**TASK DESCRIPTION**
Write out all of the lines below, exactly and completely.
▶
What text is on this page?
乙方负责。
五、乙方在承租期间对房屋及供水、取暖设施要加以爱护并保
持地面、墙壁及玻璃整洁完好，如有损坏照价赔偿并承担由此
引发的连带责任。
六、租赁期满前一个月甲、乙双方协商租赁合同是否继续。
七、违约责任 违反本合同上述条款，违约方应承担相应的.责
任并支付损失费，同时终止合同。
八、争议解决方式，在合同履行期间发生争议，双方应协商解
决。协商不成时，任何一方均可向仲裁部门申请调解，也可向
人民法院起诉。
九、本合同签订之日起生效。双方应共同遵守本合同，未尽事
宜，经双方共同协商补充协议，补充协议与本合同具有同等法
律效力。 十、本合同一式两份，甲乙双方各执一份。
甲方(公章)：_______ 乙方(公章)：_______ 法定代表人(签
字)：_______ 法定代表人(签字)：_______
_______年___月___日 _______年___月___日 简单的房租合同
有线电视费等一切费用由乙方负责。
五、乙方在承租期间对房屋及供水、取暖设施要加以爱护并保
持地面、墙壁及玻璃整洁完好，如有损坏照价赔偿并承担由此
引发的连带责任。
◀
**RESULT OF THE TASK**
What text is on this page?
乙方负责。
五、乙方在承租期间对房屋及供水、取暖设施要加以爱护并保
持地面、墙壁及玻璃整洁完好，如有损坏照价赔偿并承担由此
引发的连带责任。
六、租赁期满前一个月甲、乙双方协商租赁合同是否继续。
七、违约责任 违反本合同上述条款，违约方应承担相应的.责
任并支付损失费，同时终止合同。
八、争议解决方式，在合同履行期间发生争议，双方应协商解
决。协商不成时，任何一方均可向仲裁部门申请调解，也可向
人民法院起诉。
九、本合同签订之日起生效。双方应共同遵守本合同，未尽事
宜，经双方共同协商补充协议，补充协议与本合同具有同等法
律效力。 十、本合同一式两份，甲乙双方各执一份。
甲方(公章)：_______ 乙方(公章)：_______ 法定代表人(签
字)：_______ 法定代表人(签字)：_______
_______年___月___日 _______年___月___日 简单的房租合同
有线电视费等一切费用由乙方负责。
五、乙方在承租期间对房屋及供水、取暖设施要加以爱护并保
持地面、墙壁及玻璃整洁完好，如有损坏照价赔偿并承担由此
引发的连带责任。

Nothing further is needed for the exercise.